[Dataset rows about figures]
** Start **

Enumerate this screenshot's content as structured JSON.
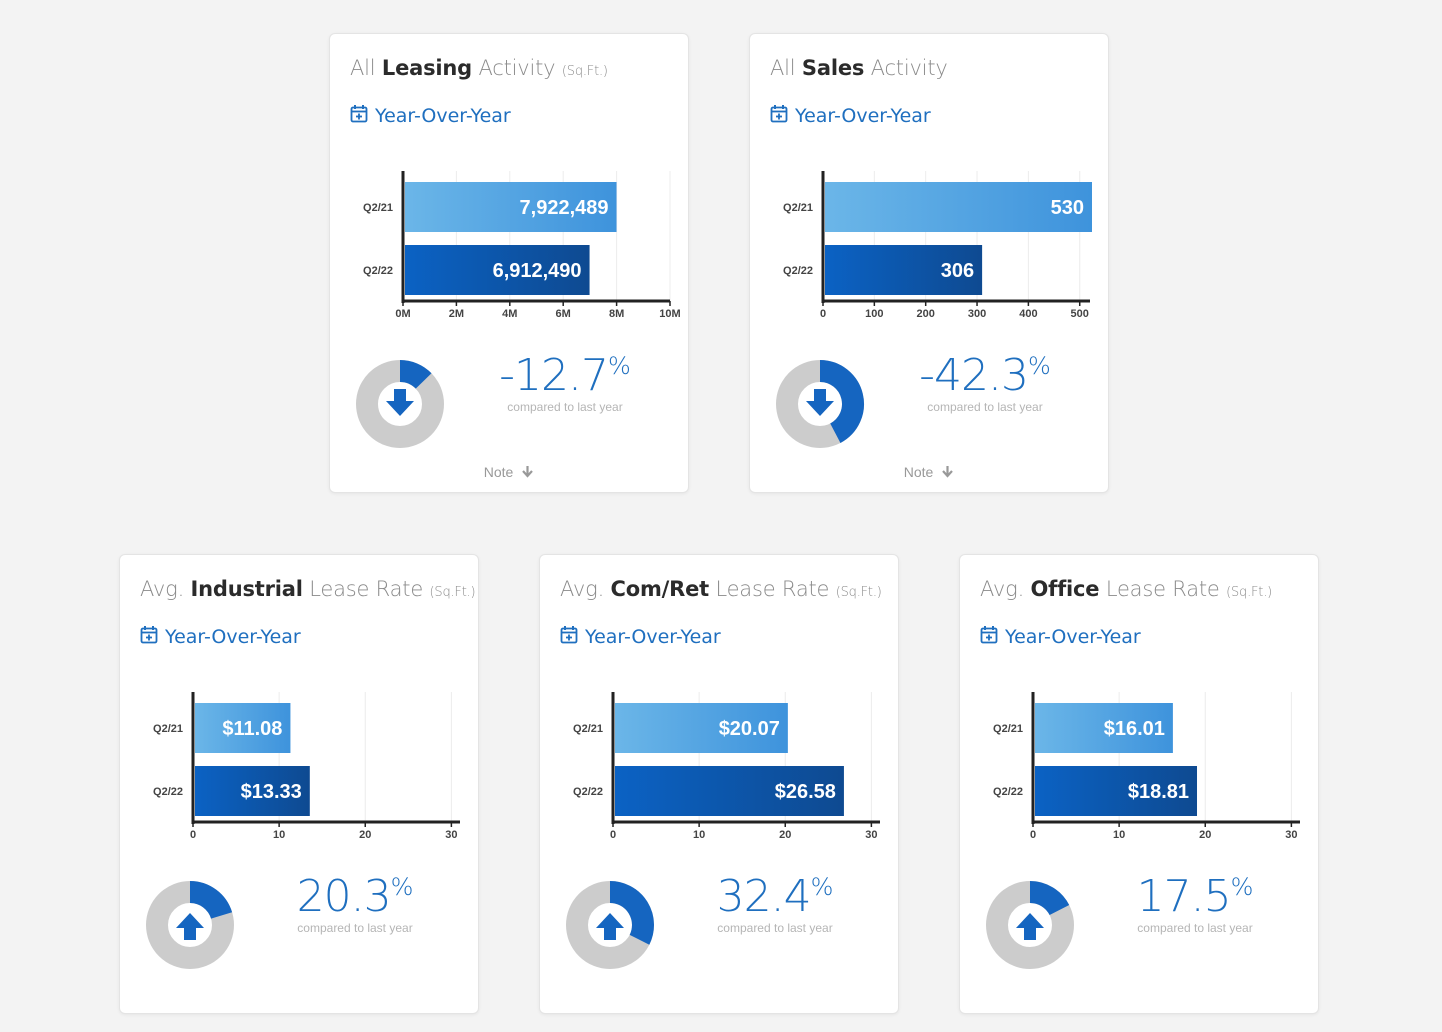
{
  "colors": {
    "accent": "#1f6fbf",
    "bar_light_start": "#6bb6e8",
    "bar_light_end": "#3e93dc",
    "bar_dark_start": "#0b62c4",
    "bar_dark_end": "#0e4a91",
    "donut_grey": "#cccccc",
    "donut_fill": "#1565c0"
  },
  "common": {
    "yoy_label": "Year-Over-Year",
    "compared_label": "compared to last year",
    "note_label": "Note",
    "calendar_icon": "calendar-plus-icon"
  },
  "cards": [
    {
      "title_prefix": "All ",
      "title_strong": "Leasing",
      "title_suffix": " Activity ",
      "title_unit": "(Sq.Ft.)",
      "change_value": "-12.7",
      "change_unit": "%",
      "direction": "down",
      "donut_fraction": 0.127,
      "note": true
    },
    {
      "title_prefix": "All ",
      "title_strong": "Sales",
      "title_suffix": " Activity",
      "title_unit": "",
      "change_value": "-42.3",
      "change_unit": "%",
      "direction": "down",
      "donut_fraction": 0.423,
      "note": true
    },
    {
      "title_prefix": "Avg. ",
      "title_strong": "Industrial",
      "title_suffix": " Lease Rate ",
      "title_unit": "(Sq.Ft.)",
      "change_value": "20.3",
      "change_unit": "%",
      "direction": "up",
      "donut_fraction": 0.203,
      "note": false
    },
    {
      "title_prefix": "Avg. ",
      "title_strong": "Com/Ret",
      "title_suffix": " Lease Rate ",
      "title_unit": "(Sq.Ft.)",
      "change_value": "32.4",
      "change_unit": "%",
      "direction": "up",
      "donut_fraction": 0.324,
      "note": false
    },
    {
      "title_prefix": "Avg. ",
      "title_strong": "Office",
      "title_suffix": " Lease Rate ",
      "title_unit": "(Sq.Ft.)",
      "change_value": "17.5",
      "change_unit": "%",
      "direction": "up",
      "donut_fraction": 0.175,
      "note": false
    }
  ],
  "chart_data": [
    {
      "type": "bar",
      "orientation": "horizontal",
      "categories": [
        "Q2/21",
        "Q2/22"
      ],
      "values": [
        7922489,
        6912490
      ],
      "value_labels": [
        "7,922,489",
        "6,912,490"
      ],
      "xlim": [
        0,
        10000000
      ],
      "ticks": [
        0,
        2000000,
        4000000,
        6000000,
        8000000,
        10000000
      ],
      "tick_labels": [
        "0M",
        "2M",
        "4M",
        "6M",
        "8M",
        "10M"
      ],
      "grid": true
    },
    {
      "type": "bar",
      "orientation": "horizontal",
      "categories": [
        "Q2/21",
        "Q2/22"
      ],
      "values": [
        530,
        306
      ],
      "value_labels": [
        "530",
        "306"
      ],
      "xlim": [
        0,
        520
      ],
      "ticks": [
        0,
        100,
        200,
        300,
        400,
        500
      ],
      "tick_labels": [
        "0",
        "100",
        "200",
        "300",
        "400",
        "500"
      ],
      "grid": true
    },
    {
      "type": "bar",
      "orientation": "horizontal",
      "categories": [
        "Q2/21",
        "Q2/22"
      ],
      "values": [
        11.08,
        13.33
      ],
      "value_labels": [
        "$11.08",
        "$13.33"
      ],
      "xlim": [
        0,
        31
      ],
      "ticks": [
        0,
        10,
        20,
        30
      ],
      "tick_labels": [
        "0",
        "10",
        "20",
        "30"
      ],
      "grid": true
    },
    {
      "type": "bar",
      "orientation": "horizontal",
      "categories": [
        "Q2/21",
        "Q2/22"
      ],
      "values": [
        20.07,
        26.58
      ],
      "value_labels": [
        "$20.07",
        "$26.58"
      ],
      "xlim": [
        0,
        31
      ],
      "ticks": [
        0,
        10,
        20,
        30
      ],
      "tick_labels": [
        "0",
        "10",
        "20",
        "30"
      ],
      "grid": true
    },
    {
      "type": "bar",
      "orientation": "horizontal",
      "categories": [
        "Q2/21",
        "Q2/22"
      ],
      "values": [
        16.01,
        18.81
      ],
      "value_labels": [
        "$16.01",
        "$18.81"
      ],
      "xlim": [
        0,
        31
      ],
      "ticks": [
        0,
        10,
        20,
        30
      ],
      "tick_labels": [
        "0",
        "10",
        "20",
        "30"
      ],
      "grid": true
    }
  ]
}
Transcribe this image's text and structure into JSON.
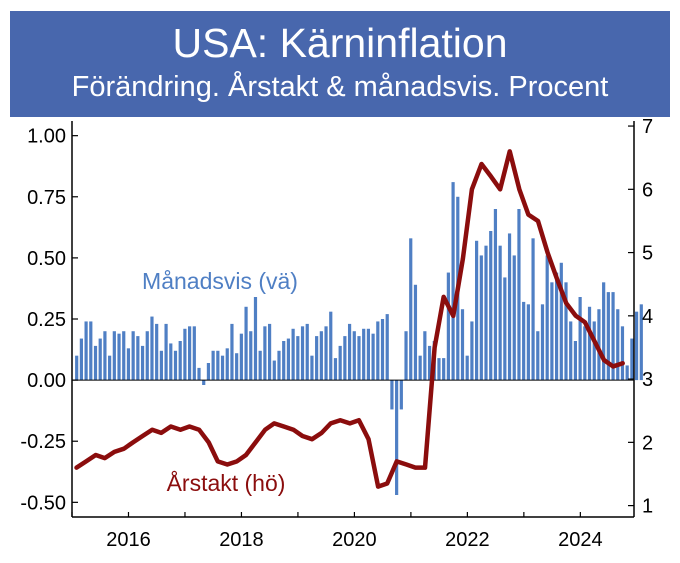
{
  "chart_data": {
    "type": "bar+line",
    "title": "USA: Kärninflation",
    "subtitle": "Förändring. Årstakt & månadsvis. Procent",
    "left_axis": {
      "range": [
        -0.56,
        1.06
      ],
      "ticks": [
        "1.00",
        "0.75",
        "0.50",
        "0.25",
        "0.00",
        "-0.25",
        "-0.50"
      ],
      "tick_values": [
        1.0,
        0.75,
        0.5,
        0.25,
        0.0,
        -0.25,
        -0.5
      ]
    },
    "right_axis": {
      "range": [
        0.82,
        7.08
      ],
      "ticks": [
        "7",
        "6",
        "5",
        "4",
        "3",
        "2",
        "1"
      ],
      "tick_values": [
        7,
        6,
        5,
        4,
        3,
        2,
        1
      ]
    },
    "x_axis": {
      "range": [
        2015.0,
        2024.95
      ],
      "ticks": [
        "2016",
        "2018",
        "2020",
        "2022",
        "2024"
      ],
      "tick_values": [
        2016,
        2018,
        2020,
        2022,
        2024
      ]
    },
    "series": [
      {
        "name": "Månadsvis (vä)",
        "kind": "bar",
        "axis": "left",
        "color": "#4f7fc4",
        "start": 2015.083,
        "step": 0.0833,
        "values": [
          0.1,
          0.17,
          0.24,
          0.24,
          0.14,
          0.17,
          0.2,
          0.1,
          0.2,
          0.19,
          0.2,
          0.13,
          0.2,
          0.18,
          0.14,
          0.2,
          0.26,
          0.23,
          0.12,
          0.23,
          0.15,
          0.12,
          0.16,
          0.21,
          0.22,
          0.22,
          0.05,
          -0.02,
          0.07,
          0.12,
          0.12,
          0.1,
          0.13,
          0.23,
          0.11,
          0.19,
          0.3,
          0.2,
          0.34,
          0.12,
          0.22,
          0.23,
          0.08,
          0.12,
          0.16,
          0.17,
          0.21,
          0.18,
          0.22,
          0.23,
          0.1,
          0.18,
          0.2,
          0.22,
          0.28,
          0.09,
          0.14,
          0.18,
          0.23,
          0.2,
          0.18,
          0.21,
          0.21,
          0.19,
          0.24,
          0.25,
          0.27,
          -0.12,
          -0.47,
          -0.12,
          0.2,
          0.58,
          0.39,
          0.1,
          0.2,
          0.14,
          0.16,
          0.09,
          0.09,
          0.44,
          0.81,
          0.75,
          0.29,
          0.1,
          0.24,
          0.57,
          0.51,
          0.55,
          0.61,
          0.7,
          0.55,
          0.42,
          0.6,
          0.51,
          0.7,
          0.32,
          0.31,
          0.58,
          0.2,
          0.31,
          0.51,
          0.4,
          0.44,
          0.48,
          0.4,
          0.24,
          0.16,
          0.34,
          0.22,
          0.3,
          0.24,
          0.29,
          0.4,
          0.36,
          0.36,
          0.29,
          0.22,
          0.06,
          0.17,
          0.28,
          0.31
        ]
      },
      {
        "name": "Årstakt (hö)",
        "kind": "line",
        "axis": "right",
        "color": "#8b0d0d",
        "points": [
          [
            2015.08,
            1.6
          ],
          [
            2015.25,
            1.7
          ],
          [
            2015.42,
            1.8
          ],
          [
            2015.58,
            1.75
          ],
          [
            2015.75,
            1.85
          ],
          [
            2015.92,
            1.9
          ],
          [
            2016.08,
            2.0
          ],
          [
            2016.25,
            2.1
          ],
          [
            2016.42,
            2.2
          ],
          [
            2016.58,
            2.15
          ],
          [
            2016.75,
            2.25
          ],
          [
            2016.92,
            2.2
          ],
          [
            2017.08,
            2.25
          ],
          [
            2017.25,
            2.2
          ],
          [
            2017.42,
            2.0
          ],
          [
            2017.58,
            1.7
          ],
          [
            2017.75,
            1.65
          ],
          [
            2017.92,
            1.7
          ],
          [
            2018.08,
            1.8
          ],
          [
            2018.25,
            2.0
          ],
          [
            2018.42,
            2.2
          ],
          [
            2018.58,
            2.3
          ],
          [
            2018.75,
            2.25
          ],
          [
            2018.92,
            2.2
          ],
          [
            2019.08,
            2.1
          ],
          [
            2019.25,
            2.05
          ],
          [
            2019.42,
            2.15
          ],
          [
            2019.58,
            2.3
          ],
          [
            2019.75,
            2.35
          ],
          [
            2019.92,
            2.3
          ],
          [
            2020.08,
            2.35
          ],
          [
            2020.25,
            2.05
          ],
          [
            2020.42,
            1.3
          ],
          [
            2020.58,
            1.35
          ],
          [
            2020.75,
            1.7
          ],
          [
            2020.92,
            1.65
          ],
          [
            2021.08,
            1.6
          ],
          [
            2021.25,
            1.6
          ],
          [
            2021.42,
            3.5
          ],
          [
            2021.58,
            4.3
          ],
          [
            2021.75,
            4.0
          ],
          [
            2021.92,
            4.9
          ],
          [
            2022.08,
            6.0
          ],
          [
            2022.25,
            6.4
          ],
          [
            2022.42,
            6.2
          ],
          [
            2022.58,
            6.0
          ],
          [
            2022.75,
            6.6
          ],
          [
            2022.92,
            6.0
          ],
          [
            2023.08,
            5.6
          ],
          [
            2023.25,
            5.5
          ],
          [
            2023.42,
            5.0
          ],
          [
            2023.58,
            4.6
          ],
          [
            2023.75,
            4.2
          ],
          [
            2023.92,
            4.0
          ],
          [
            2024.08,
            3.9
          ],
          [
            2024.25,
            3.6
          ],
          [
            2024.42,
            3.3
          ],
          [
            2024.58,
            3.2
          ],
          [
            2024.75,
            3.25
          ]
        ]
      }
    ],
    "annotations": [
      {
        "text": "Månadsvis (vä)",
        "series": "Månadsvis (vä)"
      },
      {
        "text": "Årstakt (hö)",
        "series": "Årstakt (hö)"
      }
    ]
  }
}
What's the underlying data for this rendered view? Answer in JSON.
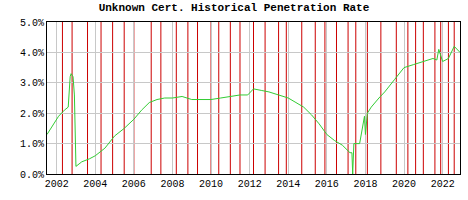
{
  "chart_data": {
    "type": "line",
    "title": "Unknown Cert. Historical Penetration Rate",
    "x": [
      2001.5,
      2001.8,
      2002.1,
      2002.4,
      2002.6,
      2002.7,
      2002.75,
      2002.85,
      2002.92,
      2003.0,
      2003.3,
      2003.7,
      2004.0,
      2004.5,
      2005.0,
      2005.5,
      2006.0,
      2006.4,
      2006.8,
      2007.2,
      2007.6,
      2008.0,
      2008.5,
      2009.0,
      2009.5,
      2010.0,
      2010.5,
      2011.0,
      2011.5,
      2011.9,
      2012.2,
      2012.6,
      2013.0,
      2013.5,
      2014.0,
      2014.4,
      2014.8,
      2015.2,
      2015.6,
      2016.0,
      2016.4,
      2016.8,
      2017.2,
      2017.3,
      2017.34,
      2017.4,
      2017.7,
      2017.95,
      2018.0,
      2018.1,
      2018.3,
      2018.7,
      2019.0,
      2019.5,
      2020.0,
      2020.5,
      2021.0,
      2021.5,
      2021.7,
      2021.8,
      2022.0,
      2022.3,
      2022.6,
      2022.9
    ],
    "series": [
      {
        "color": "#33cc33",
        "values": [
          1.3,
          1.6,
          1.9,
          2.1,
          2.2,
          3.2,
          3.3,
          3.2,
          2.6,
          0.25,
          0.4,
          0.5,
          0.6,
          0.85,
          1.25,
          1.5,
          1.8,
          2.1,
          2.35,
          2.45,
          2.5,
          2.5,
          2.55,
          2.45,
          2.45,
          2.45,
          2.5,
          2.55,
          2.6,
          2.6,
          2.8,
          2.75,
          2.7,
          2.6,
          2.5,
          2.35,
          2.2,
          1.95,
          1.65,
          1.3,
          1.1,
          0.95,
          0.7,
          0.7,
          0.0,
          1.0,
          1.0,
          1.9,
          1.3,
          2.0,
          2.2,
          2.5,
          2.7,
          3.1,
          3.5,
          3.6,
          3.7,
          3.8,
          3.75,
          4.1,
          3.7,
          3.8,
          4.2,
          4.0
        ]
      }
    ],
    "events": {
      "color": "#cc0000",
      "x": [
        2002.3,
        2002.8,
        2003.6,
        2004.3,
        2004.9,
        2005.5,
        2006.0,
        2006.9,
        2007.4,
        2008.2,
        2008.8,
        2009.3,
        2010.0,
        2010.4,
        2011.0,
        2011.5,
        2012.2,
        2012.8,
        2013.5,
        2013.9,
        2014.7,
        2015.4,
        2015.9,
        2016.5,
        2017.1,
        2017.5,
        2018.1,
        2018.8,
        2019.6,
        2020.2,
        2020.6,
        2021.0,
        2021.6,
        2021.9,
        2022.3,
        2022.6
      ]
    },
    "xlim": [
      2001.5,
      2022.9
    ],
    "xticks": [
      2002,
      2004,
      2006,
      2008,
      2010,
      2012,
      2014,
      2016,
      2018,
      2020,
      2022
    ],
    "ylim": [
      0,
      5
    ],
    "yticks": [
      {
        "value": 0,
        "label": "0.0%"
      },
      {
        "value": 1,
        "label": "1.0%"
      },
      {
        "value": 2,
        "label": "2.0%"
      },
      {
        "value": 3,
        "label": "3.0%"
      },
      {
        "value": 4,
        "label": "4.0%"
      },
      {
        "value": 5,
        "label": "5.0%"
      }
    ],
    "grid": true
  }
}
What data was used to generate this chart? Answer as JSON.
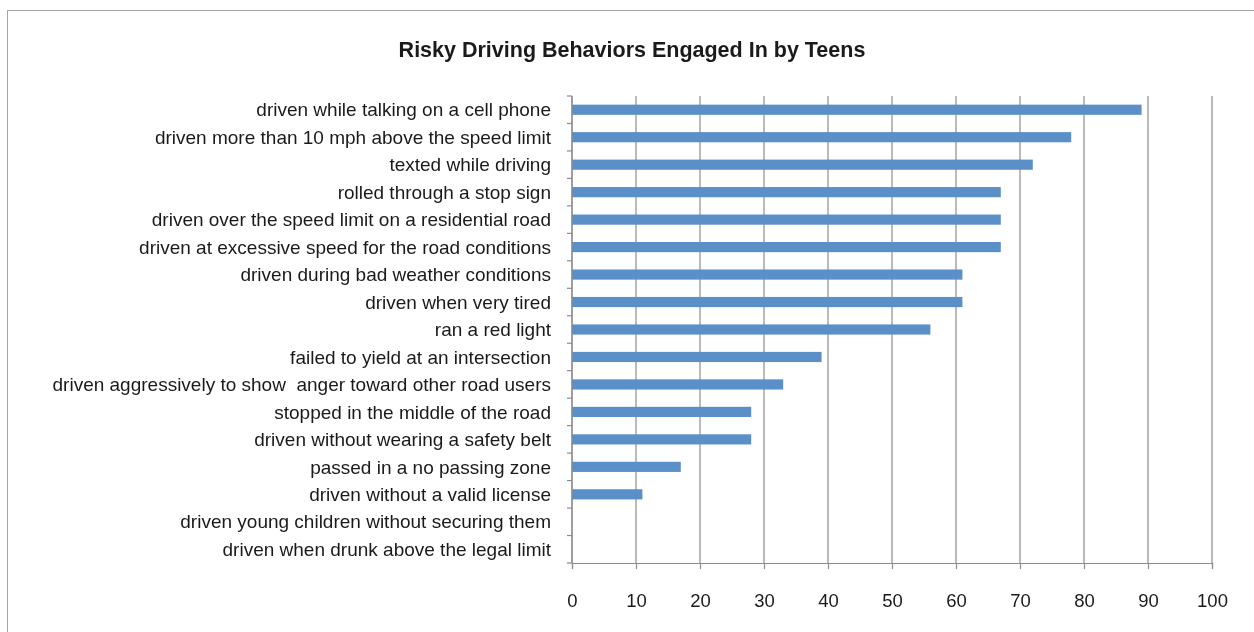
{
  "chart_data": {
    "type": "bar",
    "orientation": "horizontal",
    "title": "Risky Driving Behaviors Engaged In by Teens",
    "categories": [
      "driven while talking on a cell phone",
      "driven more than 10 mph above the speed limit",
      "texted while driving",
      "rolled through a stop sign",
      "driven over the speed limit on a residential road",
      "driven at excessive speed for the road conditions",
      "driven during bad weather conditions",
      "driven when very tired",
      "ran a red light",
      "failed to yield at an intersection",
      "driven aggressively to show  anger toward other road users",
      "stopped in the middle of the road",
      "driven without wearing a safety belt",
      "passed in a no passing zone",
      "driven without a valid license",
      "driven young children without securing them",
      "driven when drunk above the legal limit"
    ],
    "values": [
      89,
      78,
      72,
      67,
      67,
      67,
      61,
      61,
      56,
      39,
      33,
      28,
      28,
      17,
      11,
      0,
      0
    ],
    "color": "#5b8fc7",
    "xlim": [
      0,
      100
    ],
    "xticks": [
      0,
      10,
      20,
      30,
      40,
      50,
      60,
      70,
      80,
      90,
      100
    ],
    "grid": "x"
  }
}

** End **

Where the line containing "What data was" appears above, start there and set down each line exactly through the last line of the data; leave out every picture.

What data was used to generate this chart? Answer as JSON.
{
  "chart_data": {
    "type": "bar",
    "orientation": "horizontal",
    "title": "Risky Driving Behaviors Engaged In by Teens",
    "categories": [
      "driven while talking on a cell phone",
      "driven more than 10 mph above the speed limit",
      "texted while driving",
      "rolled through a stop sign",
      "driven over the speed limit on a residential road",
      "driven at excessive speed for the road conditions",
      "driven during bad weather conditions",
      "driven when very tired",
      "ran a red light",
      "failed to yield at an intersection",
      "driven aggressively to show  anger toward other road users",
      "stopped in the middle of the road",
      "driven without wearing a safety belt",
      "passed in a no passing zone",
      "driven without a valid license",
      "driven young children without securing them",
      "driven when drunk above the legal limit"
    ],
    "values": [
      89,
      78,
      72,
      67,
      67,
      67,
      61,
      61,
      56,
      39,
      33,
      28,
      28,
      17,
      11,
      0,
      0
    ],
    "color": "#5b8fc7",
    "xlim": [
      0,
      100
    ],
    "xticks": [
      0,
      10,
      20,
      30,
      40,
      50,
      60,
      70,
      80,
      90,
      100
    ],
    "grid": "x"
  }
}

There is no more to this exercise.